» **Set task**
Repeat every record below exactly as written.

» **Available data**
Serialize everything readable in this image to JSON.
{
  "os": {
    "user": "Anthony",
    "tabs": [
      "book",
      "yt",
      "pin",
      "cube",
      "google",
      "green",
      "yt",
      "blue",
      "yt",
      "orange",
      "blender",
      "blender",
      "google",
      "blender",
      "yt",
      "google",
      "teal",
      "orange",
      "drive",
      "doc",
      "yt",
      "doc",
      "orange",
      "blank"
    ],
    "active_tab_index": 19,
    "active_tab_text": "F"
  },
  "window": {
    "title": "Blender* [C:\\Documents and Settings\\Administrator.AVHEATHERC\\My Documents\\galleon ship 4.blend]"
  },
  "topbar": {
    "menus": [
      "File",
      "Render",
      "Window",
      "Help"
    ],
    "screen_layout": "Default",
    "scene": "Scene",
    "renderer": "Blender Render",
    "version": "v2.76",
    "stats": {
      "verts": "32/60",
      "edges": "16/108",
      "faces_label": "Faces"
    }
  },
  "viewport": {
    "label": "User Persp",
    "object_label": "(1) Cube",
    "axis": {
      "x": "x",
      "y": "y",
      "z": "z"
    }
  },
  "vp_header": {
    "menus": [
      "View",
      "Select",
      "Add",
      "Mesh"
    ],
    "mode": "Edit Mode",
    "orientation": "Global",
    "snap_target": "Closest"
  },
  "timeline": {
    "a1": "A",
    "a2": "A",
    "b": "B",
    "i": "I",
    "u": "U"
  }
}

» **Exercise response**
Serialize everything readable in this image to JSON.
{
  "os": {
    "user": "Anthony",
    "tabs": [
      "book",
      "yt",
      "pin",
      "cube",
      "google",
      "green",
      "yt",
      "blue",
      "yt",
      "orange",
      "blender",
      "blender",
      "google",
      "blender",
      "yt",
      "google",
      "teal",
      "orange",
      "drive",
      "doc",
      "yt",
      "doc",
      "orange",
      "blank"
    ],
    "active_tab_index": 19,
    "active_tab_text": "F"
  },
  "window": {
    "title": "Blender* [C:\\Documents and Settings\\Administrator.AVHEATHERC\\My Documents\\galleon ship 4.blend]"
  },
  "topbar": {
    "menus": [
      "File",
      "Render",
      "Window",
      "Help"
    ],
    "screen_layout": "Default",
    "scene": "Scene",
    "renderer": "Blender Render",
    "version": "v2.76",
    "stats": {
      "verts": "32/60",
      "edges": "16/108",
      "faces_label": "Faces"
    }
  },
  "viewport": {
    "label": "User Persp",
    "object_label": "(1) Cube",
    "axis": {
      "x": "x",
      "y": "y",
      "z": "z"
    }
  },
  "vp_header": {
    "menus": [
      "View",
      "Select",
      "Add",
      "Mesh"
    ],
    "mode": "Edit Mode",
    "orientation": "Global",
    "snap_target": "Closest"
  },
  "timeline": {
    "a1": "A",
    "a2": "A",
    "b": "B",
    "i": "I",
    "u": "U"
  }
}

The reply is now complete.